Selected text:
....................

XBP-1 expression. Immunohistochemical localization of XBP-1 expression (brown color) in tumor cells surrounding the CNS tumor vasculature in a hematoxylin-stained tumor. (A) Transverse view; arrow points to a blood vessel. (B) Longitudinal view of vessel; XBP-1 immunoreactivity of tumor cells distinguishes them from endothelial cells. (C) Intense XBP-1 immunoreactivity exhibited by a dense population of tumor cells growing around a tumor vessel at the infiltrating edge of a different CNS lymphoma tumor specimen. (D) There was minimal XBP-1 immunoreactivity in a representative specimen of large B-cell lymphoma isolated from a lymph node. When assessed by immunohistochemistry, the pattern of BCL-6 expression was diffuse within CNS lymphomas, not differentially related to the tumor vasculature (not shown). Original magnification × 200 for all panels.

Figure 3.

IL-4 expression in primary CNS lymphoma. (A) Immunohistochemical localization of IL-4 (brown color) to vessels associated with angiotropic CNS lymphoma cells at the infiltrating edge of a primary CNS lymphoma. (B) IL-4 immunoreactivity was not detected in the vessels of normal brain. (C) IL-4 immunoreactivity was absent or less prominent in association with the vessels of large B-cell lymphoma isolated from lymph nodes. Original magnification × 200 for panels A-C. (D-E) Dual-color immunofluorescence demonstrates colocalization of IL-4 (D-E; Alexa 594 red immunofluorescence) and von Willebrand factor (E; FITC immunofluorescence) on tumor vessels in primary CNS lymphomas. Original magnification × 400 for panels D-E. (F-I) Endothelial cells in CNS lymphoma are immunoreactive for IL-4 as demonstrated by confocal microscopy. Diffuse cytoplasmic and perinuclear IL-4 expression by an endothelial cell did not exhibit significant spectral overlap with von Willebrand factor expression, which appeared to be localized to specialized Weibel-Palade bodies. Dimensions of displayed images are 68.3 μm × 31.8 μm each.

Figure 4.

IL-4 in situ hybridization. (A) In situ hybridization with an antisense riboprobe against IL-4 demonstrates gene expression by CNS lymphoma cells. (B) There was no significant hybridization with a sense riboprobe against IL-4 in a parallel section from the same tumor. (C) Tumor cells and vessels in a breast carcinoma metastatic to brain did not exhibit significant hybridization with an antisense riboprobe against IL-4. Original magnification × 200 for panels A-C. (D) In situ hybridization with an antisense riboprobe against IL-4 reveals increased gene expression in a representative CNS lymphoma tumor vessel. (E) There was no significant hybridization with a sense riboprobe against IL-4 in a parallel section from the same tumor. (F) Vessels in normal brain did not exhibit significant hybridization with an antisense riboprobe against IL-4. Original magnification × 400 for panels D-F.

....................

Instructions for the task: Repeat everything in the figure legends from "XBP-1 expression. Immunohistochemical" down to "for all panels.". The rows have nothing to do with the figure legends.

Information given:
....................

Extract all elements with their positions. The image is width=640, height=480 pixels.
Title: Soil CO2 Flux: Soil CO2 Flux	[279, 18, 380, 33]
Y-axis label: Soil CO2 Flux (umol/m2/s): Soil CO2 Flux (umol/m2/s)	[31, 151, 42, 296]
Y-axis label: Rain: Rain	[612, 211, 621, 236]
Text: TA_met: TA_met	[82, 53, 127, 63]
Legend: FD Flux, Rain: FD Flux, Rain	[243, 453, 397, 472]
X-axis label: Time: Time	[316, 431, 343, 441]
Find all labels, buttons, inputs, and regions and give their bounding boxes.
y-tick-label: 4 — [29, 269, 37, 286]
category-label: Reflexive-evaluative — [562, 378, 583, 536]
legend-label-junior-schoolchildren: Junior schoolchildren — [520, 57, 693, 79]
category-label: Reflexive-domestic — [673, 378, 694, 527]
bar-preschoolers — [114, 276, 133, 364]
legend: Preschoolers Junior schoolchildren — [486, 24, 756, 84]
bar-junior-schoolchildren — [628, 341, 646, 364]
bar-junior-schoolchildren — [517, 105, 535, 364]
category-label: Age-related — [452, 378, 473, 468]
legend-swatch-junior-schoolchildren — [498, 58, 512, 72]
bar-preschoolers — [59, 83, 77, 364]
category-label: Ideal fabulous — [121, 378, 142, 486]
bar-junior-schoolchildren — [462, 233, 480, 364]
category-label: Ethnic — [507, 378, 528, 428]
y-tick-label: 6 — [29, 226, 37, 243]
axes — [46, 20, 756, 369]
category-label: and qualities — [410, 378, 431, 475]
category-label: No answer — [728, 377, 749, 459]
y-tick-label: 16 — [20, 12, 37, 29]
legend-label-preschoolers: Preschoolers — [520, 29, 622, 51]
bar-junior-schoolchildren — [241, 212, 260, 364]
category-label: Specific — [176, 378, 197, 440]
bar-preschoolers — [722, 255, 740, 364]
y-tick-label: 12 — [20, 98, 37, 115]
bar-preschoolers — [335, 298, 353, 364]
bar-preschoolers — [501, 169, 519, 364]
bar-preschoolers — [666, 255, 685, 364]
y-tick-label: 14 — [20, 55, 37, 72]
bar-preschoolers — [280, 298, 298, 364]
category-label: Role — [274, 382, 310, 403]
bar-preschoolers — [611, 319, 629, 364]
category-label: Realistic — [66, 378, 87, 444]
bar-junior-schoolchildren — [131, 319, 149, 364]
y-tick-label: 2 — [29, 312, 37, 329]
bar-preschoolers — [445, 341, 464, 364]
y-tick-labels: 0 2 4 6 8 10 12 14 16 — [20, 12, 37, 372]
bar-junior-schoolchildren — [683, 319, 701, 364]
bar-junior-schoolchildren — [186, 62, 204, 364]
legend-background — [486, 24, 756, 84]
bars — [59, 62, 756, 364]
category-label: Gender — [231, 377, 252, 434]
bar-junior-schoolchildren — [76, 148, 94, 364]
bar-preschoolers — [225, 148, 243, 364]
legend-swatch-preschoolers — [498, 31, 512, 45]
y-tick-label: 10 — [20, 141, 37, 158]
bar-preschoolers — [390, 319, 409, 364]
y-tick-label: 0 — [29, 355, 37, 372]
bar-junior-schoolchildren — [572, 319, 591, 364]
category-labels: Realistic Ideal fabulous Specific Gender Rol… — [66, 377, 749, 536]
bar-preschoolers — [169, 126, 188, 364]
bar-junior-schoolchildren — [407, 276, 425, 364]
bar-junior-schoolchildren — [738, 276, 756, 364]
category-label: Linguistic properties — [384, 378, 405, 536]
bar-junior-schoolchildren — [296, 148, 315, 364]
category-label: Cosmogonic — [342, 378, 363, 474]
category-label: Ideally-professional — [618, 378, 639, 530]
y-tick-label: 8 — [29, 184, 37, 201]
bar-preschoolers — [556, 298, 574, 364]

....................

Expected answer:
XBP-1 expression. Immunohistochemical localization of XBP-1 expression (brown color) in tumor cells surrounding the CNS tumor vasculature in a hematoxylin-stained tumor. (A) Transverse view; arrow points to a blood vessel. (B) Longitudinal view of vessel; XBP-1 immunoreactivity of tumor cells distinguishes them from endothelial cells. (C) Intense XBP-1 immunoreactivity exhibited by a dense population of tumor cells growing around a tumor vessel at the infiltrating edge of a different CNS lymphoma tumor specimen. (D) There was minimal XBP-1 immunoreactivity in a representative specimen of large B-cell lymphoma isolated from a lymph node. When assessed by immunohistochemistry, the pattern of BCL-6 expression was diffuse within CNS lymphomas, not differentially related to the tumor vasculature (not shown). Original magnification × 200 for all panels.